## EXERCISE OBJECTIVE
Output the full listing below exactly as it reads, and skip anything that is a picture.

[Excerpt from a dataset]
[Start]
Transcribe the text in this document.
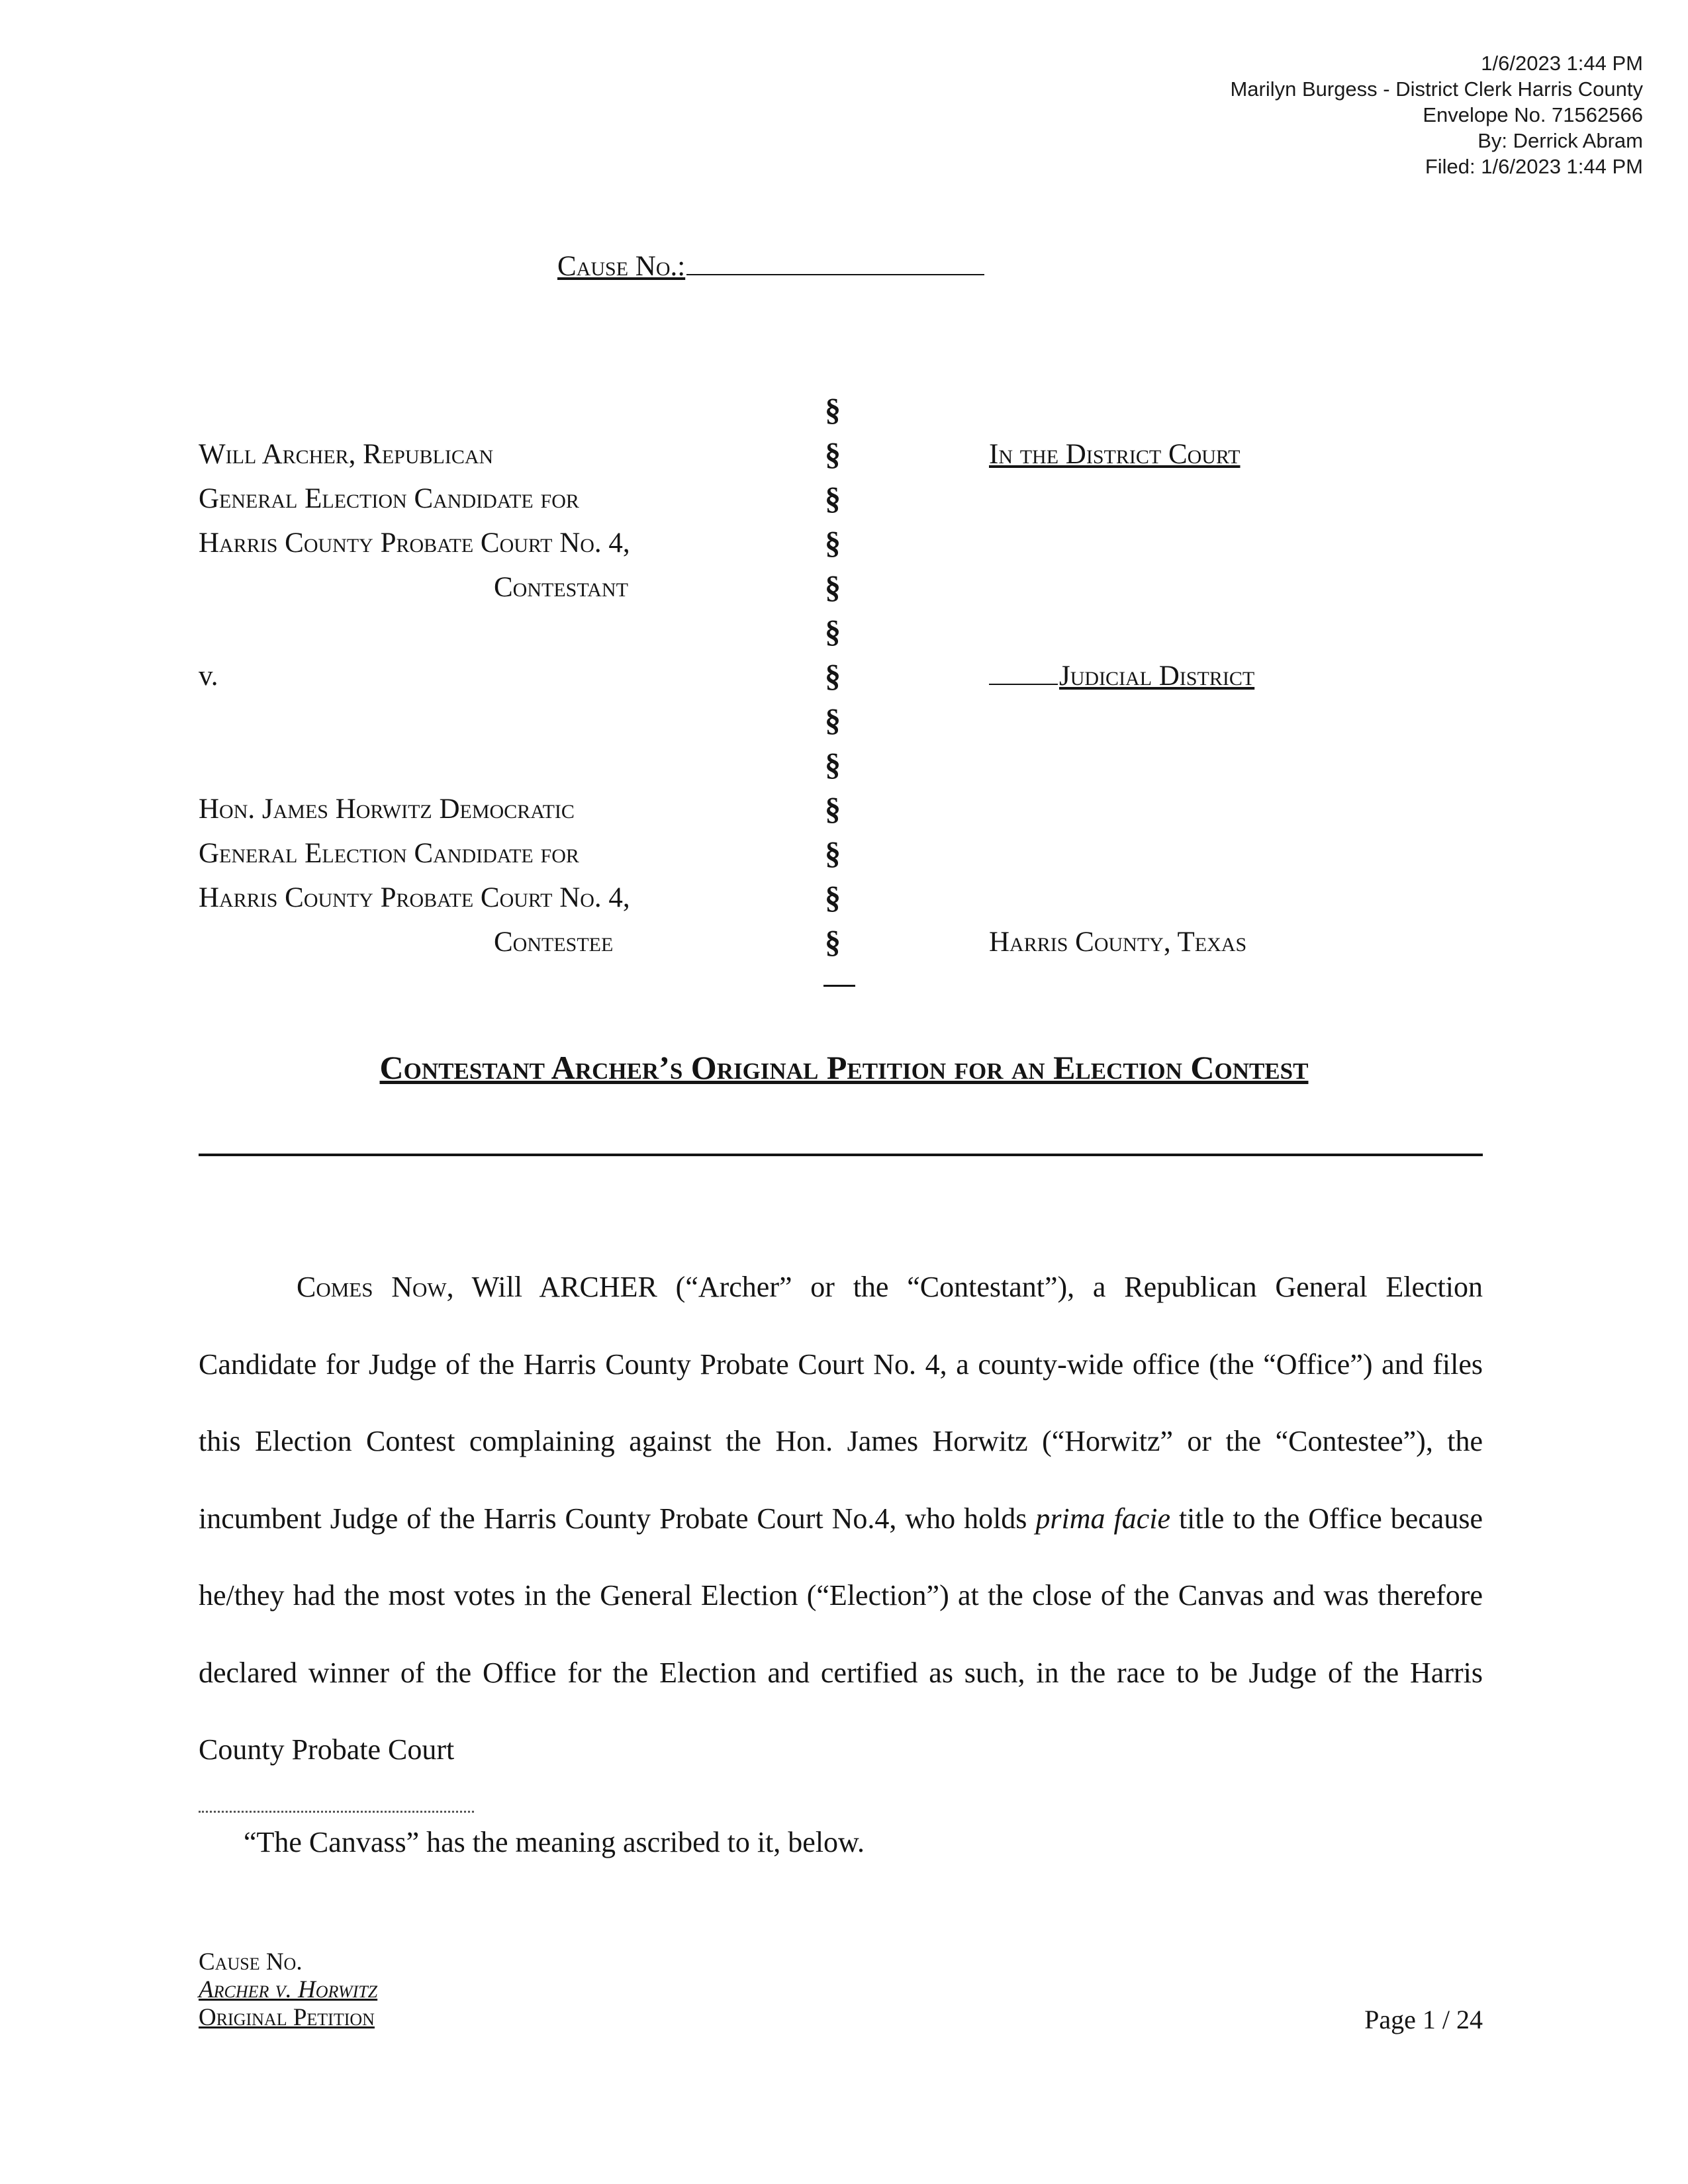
1/6/2023 1:44 PM
Marilyn Burgess - District Clerk Harris County
Envelope No. 71562566
By: Derrick Abram
Filed: 1/6/2023 1:44 PM
Cause No.:
Will Archer, Republican
General Election Candidate for
Harris County Probate Court No. 4,
Contestant
v.
Hon. James Horwitz Democratic
General Election Candidate for
Harris County Probate Court No. 4,
Contestee
§
§
§
§
§
§
§
§
§
§
§
§
§
In the District Court
Judicial District
Harris County, Texas
Contestant Archer’s Original Petition for an Election Contest
Comes Now, Will ARCHER (“Archer” or the “Contestant”), a Republican General Election Candidate for Judge of the Harris County Probate Court No. 4, a county-wide office (the “Office”) and files this Election Contest complaining against the Hon. James Horwitz (“Horwitz” or the “Contestee”), the incumbent Judge of the Harris County Probate Court No.4, who holds prima facie title to the Office because he/they had the most votes in the General Election (“Election”) at the close of the Canvas and was therefore declared winner of the Office for the Election and certified as such, in the race to be Judge of the Harris County Probate Court
“The Canvass” has the meaning ascribed to it, below.
Cause No.
Archer v. Horwitz
Original Petition	Page 1 / 24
[End]
## TASK ANSWER
Transcribe the text in this document.
1/6/2023 1:44 PM
Marilyn Burgess - District Clerk Harris County
Envelope No. 71562566
By: Derrick Abram
Filed: 1/6/2023 1:44 PM
Cause No.:
Will Archer, Republican
General Election Candidate for
Harris County Probate Court No. 4,
Contestant
v.
Hon. James Horwitz Democratic
General Election Candidate for
Harris County Probate Court No. 4,
Contestee
§
§
§
§
§
§
§
§
§
§
§
§
§
In the District Court
Judicial District
Harris County, Texas
Contestant Archer’s Original Petition for an Election Contest
Comes Now, Will ARCHER (“Archer” or the “Contestant”), a Republican General Election Candidate for Judge of the Harris County Probate Court No. 4, a county-wide office (the “Office”) and files this Election Contest complaining against the Hon. James Horwitz (“Horwitz” or the “Contestee”), the incumbent Judge of the Harris County Probate Court No.4, who holds prima facie title to the Office because he/they had the most votes in the General Election (“Election”) at the close of the Canvas and was therefore declared winner of the Office for the Election and certified as such, in the race to be Judge of the Harris County Probate Court
“The Canvass” has the meaning ascribed to it, below.
Cause No.
Archer v. Horwitz
Original Petition	Page 1 / 24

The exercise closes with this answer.